Materials provided.

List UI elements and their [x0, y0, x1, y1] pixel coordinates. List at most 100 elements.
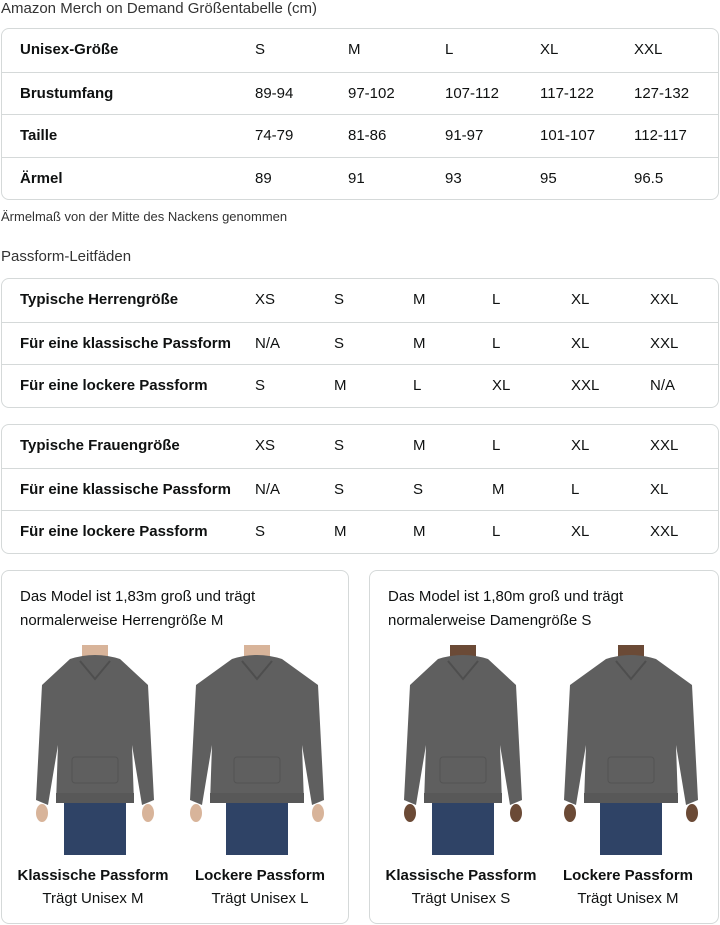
table-cell: M — [348, 41, 361, 58]
fit-size: Trägt Unisex S — [411, 890, 511, 907]
model-card-men: Das Model ist 1,83m groß und trägt normal… — [1, 570, 349, 924]
model-photo-classic — [20, 645, 170, 855]
hoodie — [36, 655, 154, 805]
hoodie — [404, 655, 522, 805]
table-cell: L — [571, 480, 580, 498]
table-cell: S — [255, 523, 266, 540]
fit-guide-title: Passform-Leitfäden — [1, 248, 132, 265]
row-label: Typische Herrengröße — [20, 291, 179, 308]
table-row: Taille 74-79 81-86 91-97 101-107 112-117 — [2, 114, 718, 157]
table-cell: M — [413, 523, 426, 540]
fit-name: Lockere Passform — [194, 867, 326, 884]
table-cell: S — [255, 41, 266, 58]
fit-size: Trägt Unisex M — [577, 890, 679, 907]
men-fit-table: Typische Herrengröße XS S M L XL XXL Für eine k… — [1, 278, 719, 408]
table-cell: M — [413, 437, 426, 454]
table-cell: 96.5 — [634, 169, 664, 187]
table-cell: M — [334, 523, 347, 540]
size-chart-table: Unisex-Größe S M L XL XXL Brustumfang 89-94 97-1… — [1, 28, 719, 200]
table-row: Für eine klassische Passform N/A S M L XL XXL — [2, 321, 718, 365]
jeans — [432, 803, 494, 855]
table-cell: XL — [571, 291, 590, 308]
women-fit-table: Typische Frauengröße XS S M L XL XXL Für eine k… — [1, 424, 719, 554]
model-photo-loose — [182, 645, 332, 855]
jeans — [64, 803, 126, 855]
row-label: Taille — [20, 127, 58, 144]
table-row: Für eine lockere Passform S M M L XL XXL — [2, 510, 718, 553]
table-cell: 95 — [540, 169, 557, 187]
fit-name: Lockere Passform — [562, 867, 694, 884]
table-row: Für eine lockere Passform S M L XL XXL N/A — [2, 364, 718, 407]
table-cell: XXL — [650, 437, 679, 454]
table-cell: XL — [492, 377, 511, 394]
fit-size: Trägt Unisex L — [211, 890, 309, 907]
table-cell: 74-79 — [255, 127, 294, 144]
sleeve-note: Ärmelmaß von der Mitte des Nackens genom… — [1, 209, 288, 224]
table-cell: L — [445, 41, 454, 58]
table-cell: XL — [540, 41, 559, 58]
model-caption: Das Model ist 1,80m groß und trägt — [388, 588, 624, 605]
table-cell: 112-117 — [634, 127, 687, 144]
fit-size: Trägt Unisex M — [42, 890, 144, 907]
table-cell: XXL — [571, 377, 600, 394]
row-label: Unisex-Größe — [20, 41, 119, 58]
table-cell: XXL — [650, 523, 679, 540]
table-cell: 93 — [445, 169, 462, 187]
table-cell: 91-97 — [445, 127, 484, 144]
table-cell: M — [413, 334, 426, 352]
size-chart-title: Amazon Merch on Demand Größentabelle (cm… — [1, 0, 317, 17]
row-label: Typische Frauengröße — [20, 437, 180, 454]
table-row: Typische Frauengröße XS S M L XL XXL — [2, 425, 718, 468]
table-cell: XXL — [634, 41, 663, 58]
table-cell: 127-132 — [634, 84, 690, 102]
row-label: Für eine lockere Passform — [20, 377, 208, 394]
table-cell: XXL — [650, 334, 679, 352]
table-cell: S — [334, 291, 345, 308]
table-cell: XL — [571, 334, 590, 352]
fit-name: Klassische Passform — [385, 867, 537, 884]
table-cell: 97-102 — [348, 84, 395, 102]
table-row: Für eine klassische Passform N/A S S M L XL — [2, 467, 718, 511]
table-cell: XS — [255, 291, 276, 308]
row-label: Für eine lockere Passform — [20, 523, 208, 540]
table-cell: N/A — [255, 334, 281, 352]
row-label: Ärmel — [20, 169, 63, 187]
table-cell: S — [334, 480, 345, 498]
table-cell: M — [492, 480, 505, 498]
table-cell: 91 — [348, 169, 365, 187]
table-cell: XS — [255, 437, 276, 454]
table-cell: XL — [571, 523, 590, 540]
table-row: Typische Herrengröße XS S M L XL XXL — [2, 279, 718, 322]
row-label: Brustumfang — [20, 84, 114, 102]
table-cell: L — [492, 291, 501, 308]
jeans — [226, 803, 288, 855]
hoodie — [190, 655, 324, 805]
table-cell: S — [334, 334, 345, 352]
table-cell: 89 — [255, 169, 272, 187]
fit-name: Klassische Passform — [17, 867, 169, 884]
hoodie — [564, 655, 698, 805]
table-cell: XL — [650, 480, 669, 498]
model-photo-classic — [388, 645, 538, 855]
table-cell: S — [334, 437, 345, 454]
table-cell: S — [413, 480, 424, 498]
table-cell: 117-122 — [540, 84, 594, 102]
model-caption: Das Model ist 1,83m groß und trägt — [20, 588, 256, 605]
table-cell: 81-86 — [348, 127, 387, 144]
row-label: Für eine klassische Passform — [20, 334, 231, 352]
table-cell: N/A — [650, 377, 676, 394]
model-caption: normalerweise Herrengröße M — [20, 612, 224, 629]
table-cell: L — [492, 523, 501, 540]
model-photo-loose — [556, 645, 706, 855]
table-cell: XXL — [650, 291, 679, 308]
table-cell: L — [492, 437, 501, 454]
table-row: Unisex-Größe S M L XL XXL — [2, 29, 718, 72]
row-label: Für eine klassische Passform — [20, 480, 231, 498]
table-cell: S — [255, 377, 266, 394]
table-cell: 107-112 — [445, 84, 499, 102]
table-cell: L — [413, 377, 422, 394]
table-cell: M — [334, 377, 347, 394]
model-card-women: Das Model ist 1,80m groß und trägt normal… — [369, 570, 719, 924]
table-cell: L — [492, 334, 501, 352]
model-caption: normalerweise Damengröße S — [388, 612, 592, 629]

Exercise instructions. From the first line to the last, write out the data exactly, dropping any pictures.

Response area.
List UI elements and their [x0, y0, x1, y1] pixel coordinates. List at most 100 elements.
table-cell: M — [348, 41, 361, 58]
fit-size: Trägt Unisex S — [411, 890, 511, 907]
model-card-men: Das Model ist 1,83m groß und trägt normal… — [1, 570, 349, 924]
model-photo-classic — [20, 645, 170, 855]
hoodie — [36, 655, 154, 805]
hoodie — [404, 655, 522, 805]
table-cell: L — [571, 480, 580, 498]
table-cell: S — [255, 523, 266, 540]
fit-guide-title: Passform-Leitfäden — [1, 248, 132, 265]
row-label: Typische Herrengröße — [20, 291, 179, 308]
table-row: Taille 74-79 81-86 91-97 101-107 112-117 — [2, 114, 718, 157]
table-cell: M — [413, 523, 426, 540]
fit-name: Lockere Passform — [194, 867, 326, 884]
table-cell: S — [255, 41, 266, 58]
fit-size: Trägt Unisex M — [577, 890, 679, 907]
men-fit-table: Typische Herrengröße XS S M L XL XXL Für eine k… — [1, 278, 719, 408]
table-cell: M — [413, 437, 426, 454]
table-cell: 96.5 — [634, 169, 664, 187]
table-cell: M — [334, 523, 347, 540]
size-chart-table: Unisex-Größe S M L XL XXL Brustumfang 89-94 97-1… — [1, 28, 719, 200]
table-row: Für eine klassische Passform N/A S M L XL XXL — [2, 321, 718, 365]
jeans — [432, 803, 494, 855]
table-cell: XL — [571, 291, 590, 308]
women-fit-table: Typische Frauengröße XS S M L XL XXL Für eine k… — [1, 424, 719, 554]
model-photo-loose — [182, 645, 332, 855]
jeans — [64, 803, 126, 855]
row-label: Taille — [20, 127, 58, 144]
table-row: Für eine lockere Passform S M M L XL XXL — [2, 510, 718, 553]
table-cell: 95 — [540, 169, 557, 187]
fit-name: Lockere Passform — [562, 867, 694, 884]
table-row: Für eine lockere Passform S M L XL XXL N/A — [2, 364, 718, 407]
table-cell: XXL — [650, 437, 679, 454]
table-cell: XL — [492, 377, 511, 394]
fit-size: Trägt Unisex L — [211, 890, 309, 907]
table-cell: 74-79 — [255, 127, 294, 144]
sleeve-note: Ärmelmaß von der Mitte des Nackens genom… — [1, 209, 288, 224]
table-cell: L — [445, 41, 454, 58]
table-cell: XL — [540, 41, 559, 58]
model-caption: Das Model ist 1,80m groß und trägt — [388, 588, 624, 605]
table-cell: 112-117 — [634, 127, 687, 144]
fit-size: Trägt Unisex M — [42, 890, 144, 907]
table-cell: XXL — [571, 377, 600, 394]
row-label: Unisex-Größe — [20, 41, 119, 58]
table-cell: XXL — [650, 523, 679, 540]
table-cell: 93 — [445, 169, 462, 187]
table-cell: 91-97 — [445, 127, 484, 144]
table-cell: M — [413, 334, 426, 352]
size-chart-title: Amazon Merch on Demand Größentabelle (cm… — [1, 0, 317, 17]
row-label: Typische Frauengröße — [20, 437, 180, 454]
table-row: Typische Frauengröße XS S M L XL XXL — [2, 425, 718, 468]
table-cell: XXL — [634, 41, 663, 58]
table-cell: 127-132 — [634, 84, 690, 102]
row-label: Für eine lockere Passform — [20, 377, 208, 394]
table-cell: XXL — [650, 334, 679, 352]
table-cell: S — [334, 291, 345, 308]
table-cell: XL — [571, 334, 590, 352]
fit-name: Klassische Passform — [385, 867, 537, 884]
table-cell: 97-102 — [348, 84, 395, 102]
table-row: Für eine klassische Passform N/A S S M L XL — [2, 467, 718, 511]
table-cell: XS — [255, 291, 276, 308]
row-label: Für eine lockere Passform — [20, 523, 208, 540]
table-cell: N/A — [255, 334, 281, 352]
row-label: Ärmel — [20, 169, 63, 187]
table-cell: S — [334, 480, 345, 498]
table-cell: M — [492, 480, 505, 498]
table-cell: 91 — [348, 169, 365, 187]
table-cell: XS — [255, 437, 276, 454]
table-cell: XL — [571, 523, 590, 540]
table-row: Typische Herrengröße XS S M L XL XXL — [2, 279, 718, 322]
row-label: Brustumfang — [20, 84, 114, 102]
table-cell: L — [492, 291, 501, 308]
jeans — [226, 803, 288, 855]
hoodie — [190, 655, 324, 805]
table-cell: S — [334, 334, 345, 352]
table-cell: 89 — [255, 169, 272, 187]
fit-name: Klassische Passform — [17, 867, 169, 884]
hoodie — [564, 655, 698, 805]
table-cell: XL — [650, 480, 669, 498]
model-photo-classic — [388, 645, 538, 855]
table-cell: S — [334, 437, 345, 454]
table-cell: S — [413, 480, 424, 498]
table-cell: 117-122 — [540, 84, 594, 102]
model-caption: Das Model ist 1,83m groß und trägt — [20, 588, 256, 605]
table-cell: 81-86 — [348, 127, 387, 144]
row-label: Für eine klassische Passform — [20, 334, 231, 352]
table-cell: N/A — [650, 377, 676, 394]
model-caption: normalerweise Herrengröße M — [20, 612, 224, 629]
table-cell: L — [492, 523, 501, 540]
model-photo-loose — [556, 645, 706, 855]
table-cell: XXL — [650, 291, 679, 308]
table-cell: L — [492, 437, 501, 454]
table-row: Unisex-Größe S M L XL XXL — [2, 29, 718, 72]
row-label: Für eine klassische Passform — [20, 480, 231, 498]
table-cell: S — [255, 377, 266, 394]
table-cell: 107-112 — [445, 84, 499, 102]
table-cell: L — [413, 377, 422, 394]
table-cell: M — [334, 377, 347, 394]
model-card-women: Das Model ist 1,80m groß und trägt normal… — [369, 570, 719, 924]
table-cell: L — [492, 334, 501, 352]
model-caption: normalerweise Damengröße S — [388, 612, 592, 629]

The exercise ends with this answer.